Description of the task:
Without changing a character, return the entries, but not the images they hold.

--- START OF Supplied material ---

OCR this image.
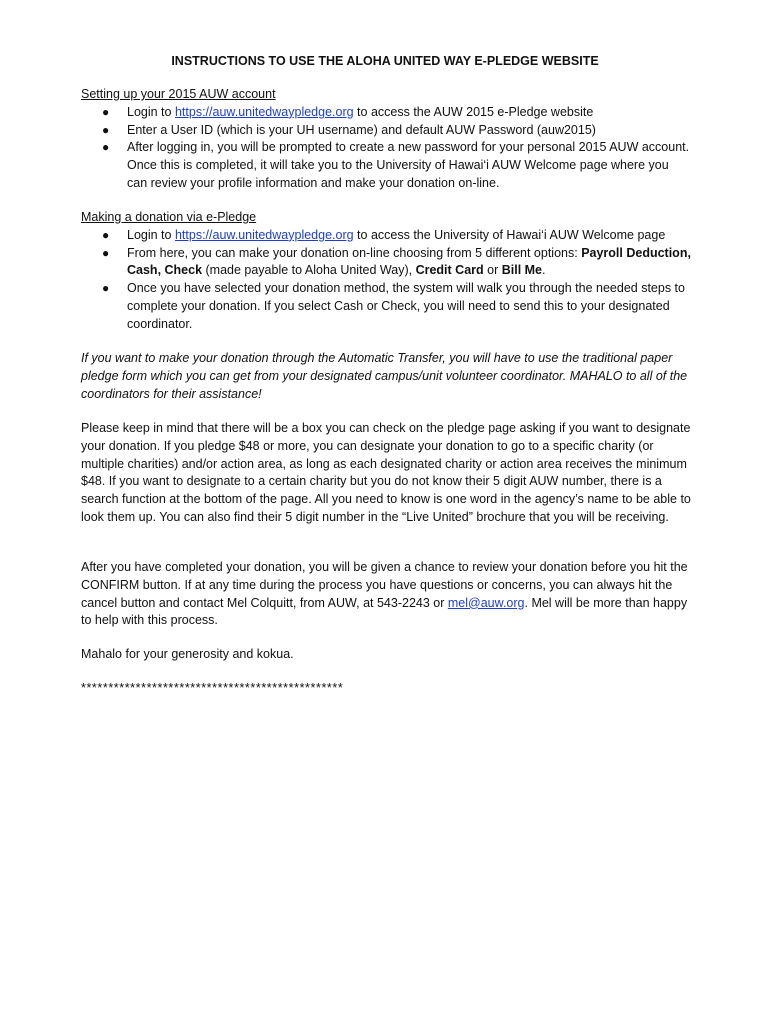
INSTRUCTIONS TO USE THE ALOHA UNITED WAY E-PLEDGE WEBSITE

Setting up your 2015 AUW account

● Login to https://auw.unitedwaypledge.org to access the AUW 2015 e-Pledge website
● Enter a User ID (which is your UH username) and default AUW Password (auw2015)
● After logging in, you will be prompted to create a new password for your personal 2015 AUW account. Once this is completed, it will take you to the University of Hawai‘i AUW Welcome page where you can review your profile information and make your donation on-line.

Making a donation via e-Pledge

● Login to https://auw.unitedwaypledge.org to access the University of Hawai‘i AUW Welcome page
● From here, you can make your donation on-line choosing from 5 different options: Payroll Deduction, Cash, Check (made payable to Aloha United Way), Credit Card or Bill Me.
● Once you have selected your donation method, the system will walk you through the needed steps to complete your donation. If you select Cash or Check, you will need to send this to your designated coordinator.

If you want to make your donation through the Automatic Transfer, you will have to use the traditional paper pledge form which you can get from your designated campus/unit volunteer coordinator. MAHALO to all of the coordinators for their assistance!

Please keep in mind that there will be a box you can check on the pledge page asking if you want to designate your donation. If you pledge $48 or more, you can designate your donation to go to a specific charity (or multiple charities) and/or action area, as long as each designated charity or action area receives the minimum $48. If you want to designate to a certain charity but you do not know their 5 digit AUW number, there is a search function at the bottom of the page. All you need to know is one word in the agency’s name to be able to look them up. You can also find their 5 digit number in the “Live United” brochure that you will be receiving.

After you have completed your donation, you will be given a chance to review your donation before you hit the CONFIRM button. If at any time during the process you have questions or concerns, you can always hit the cancel button and contact Mel Colquitt, from AUW, at 543-2243 or mel@auw.org. Mel will be more than happy to help with this process.

Mahalo for your generosity and kokua.

************************************************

--- END OF Supplied material ---

Solution to this problem:
OCR this image.
INSTRUCTIONS TO USE THE ALOHA UNITED WAY E-PLEDGE WEBSITE

Setting up your 2015 AUW account

● Login to https://auw.unitedwaypledge.org to access the AUW 2015 e-Pledge website
● Enter a User ID (which is your UH username) and default AUW Password (auw2015)
● After logging in, you will be prompted to create a new password for your personal 2015 AUW account. Once this is completed, it will take you to the University of Hawai‘i AUW Welcome page where you can review your profile information and make your donation on-line.

Making a donation via e-Pledge

● Login to https://auw.unitedwaypledge.org to access the University of Hawai‘i AUW Welcome page
● From here, you can make your donation on-line choosing from 5 different options: Payroll Deduction, Cash, Check (made payable to Aloha United Way), Credit Card or Bill Me.
● Once you have selected your donation method, the system will walk you through the needed steps to complete your donation. If you select Cash or Check, you will need to send this to your designated coordinator.

If you want to make your donation through the Automatic Transfer, you will have to use the traditional paper pledge form which you can get from your designated campus/unit volunteer coordinator. MAHALO to all of the coordinators for their assistance!

Please keep in mind that there will be a box you can check on the pledge page asking if you want to designate your donation. If you pledge $48 or more, you can designate your donation to go to a specific charity (or multiple charities) and/or action area, as long as each designated charity or action area receives the minimum $48. If you want to designate to a certain charity but you do not know their 5 digit AUW number, there is a search function at the bottom of the page. All you need to know is one word in the agency’s name to be able to look them up. You can also find their 5 digit number in the “Live United” brochure that you will be receiving.

After you have completed your donation, you will be given a chance to review your donation before you hit the CONFIRM button. If at any time during the process you have questions or concerns, you can always hit the cancel button and contact Mel Colquitt, from AUW, at 543-2243 or mel@auw.org. Mel will be more than happy to help with this process.

Mahalo for your generosity and kokua.

************************************************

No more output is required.